→ **Given problem**:
Recast the stretch from the start of the rows through the line containing "x-tick-label: 1991: [693, 738, 742, 763]" as a JSON list of strings, one string per line, leaving out blank lines. Include only the lines in that stretch.

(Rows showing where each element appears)
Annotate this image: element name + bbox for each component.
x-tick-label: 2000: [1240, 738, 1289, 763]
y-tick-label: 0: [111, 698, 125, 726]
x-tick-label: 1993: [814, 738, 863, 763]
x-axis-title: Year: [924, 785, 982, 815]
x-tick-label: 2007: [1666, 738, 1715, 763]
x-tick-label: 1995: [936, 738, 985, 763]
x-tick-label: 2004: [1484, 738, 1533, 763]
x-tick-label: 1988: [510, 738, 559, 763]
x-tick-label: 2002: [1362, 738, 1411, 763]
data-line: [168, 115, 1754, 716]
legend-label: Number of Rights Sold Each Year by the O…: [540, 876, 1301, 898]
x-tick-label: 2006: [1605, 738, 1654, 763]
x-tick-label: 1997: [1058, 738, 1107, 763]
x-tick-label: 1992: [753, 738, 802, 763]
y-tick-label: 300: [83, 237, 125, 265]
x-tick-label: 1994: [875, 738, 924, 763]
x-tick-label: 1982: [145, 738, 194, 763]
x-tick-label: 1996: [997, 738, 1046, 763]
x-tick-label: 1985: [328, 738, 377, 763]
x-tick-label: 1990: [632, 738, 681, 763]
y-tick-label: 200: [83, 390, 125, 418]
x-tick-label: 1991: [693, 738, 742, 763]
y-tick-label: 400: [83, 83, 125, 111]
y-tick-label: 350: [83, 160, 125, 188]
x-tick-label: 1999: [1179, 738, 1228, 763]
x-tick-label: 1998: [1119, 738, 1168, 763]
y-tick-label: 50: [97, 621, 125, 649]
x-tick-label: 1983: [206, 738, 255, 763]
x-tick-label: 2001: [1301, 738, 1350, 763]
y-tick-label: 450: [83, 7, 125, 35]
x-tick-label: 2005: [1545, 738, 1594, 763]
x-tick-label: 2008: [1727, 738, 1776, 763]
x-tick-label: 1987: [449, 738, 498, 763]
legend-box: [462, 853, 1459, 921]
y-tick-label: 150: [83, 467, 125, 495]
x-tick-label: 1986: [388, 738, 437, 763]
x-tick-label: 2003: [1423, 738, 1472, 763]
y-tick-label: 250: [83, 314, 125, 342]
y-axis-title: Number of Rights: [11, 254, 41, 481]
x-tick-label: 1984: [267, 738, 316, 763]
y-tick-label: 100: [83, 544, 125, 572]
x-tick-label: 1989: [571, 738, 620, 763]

→ **Right answer**:
[
  "Annotate this image: element name + bbox for each component.",
  "x-tick-label: 2000: [1240, 738, 1289, 763]",
  "y-tick-label: 0: [111, 698, 125, 726]",
  "x-tick-label: 1993: [814, 738, 863, 763]",
  "x-axis-title: Year: [924, 785, 982, 815]",
  "x-tick-label: 2007: [1666, 738, 1715, 763]",
  "x-tick-label: 1995: [936, 738, 985, 763]",
  "x-tick-label: 2004: [1484, 738, 1533, 763]",
  "x-tick-label: 1988: [510, 738, 559, 763]",
  "x-tick-label: 2002: [1362, 738, 1411, 763]",
  "data-line: [168, 115, 1754, 716]",
  "legend-label: Number of Rights Sold Each Year by the O…: [540, 876, 1301, 898]",
  "x-tick-label: 2006: [1605, 738, 1654, 763]",
  "x-tick-label: 1997: [1058, 738, 1107, 763]",
  "x-tick-label: 1992: [753, 738, 802, 763]",
  "y-tick-label: 300: [83, 237, 125, 265]",
  "x-tick-label: 1994: [875, 738, 924, 763]",
  "x-tick-label: 1982: [145, 738, 194, 763]",
  "x-tick-label: 1996: [997, 738, 1046, 763]",
  "x-tick-label: 1985: [328, 738, 377, 763]",
  "x-tick-label: 1990: [632, 738, 681, 763]",
  "y-tick-label: 200: [83, 390, 125, 418]",
  "x-tick-label: 1991: [693, 738, 742, 763]"
]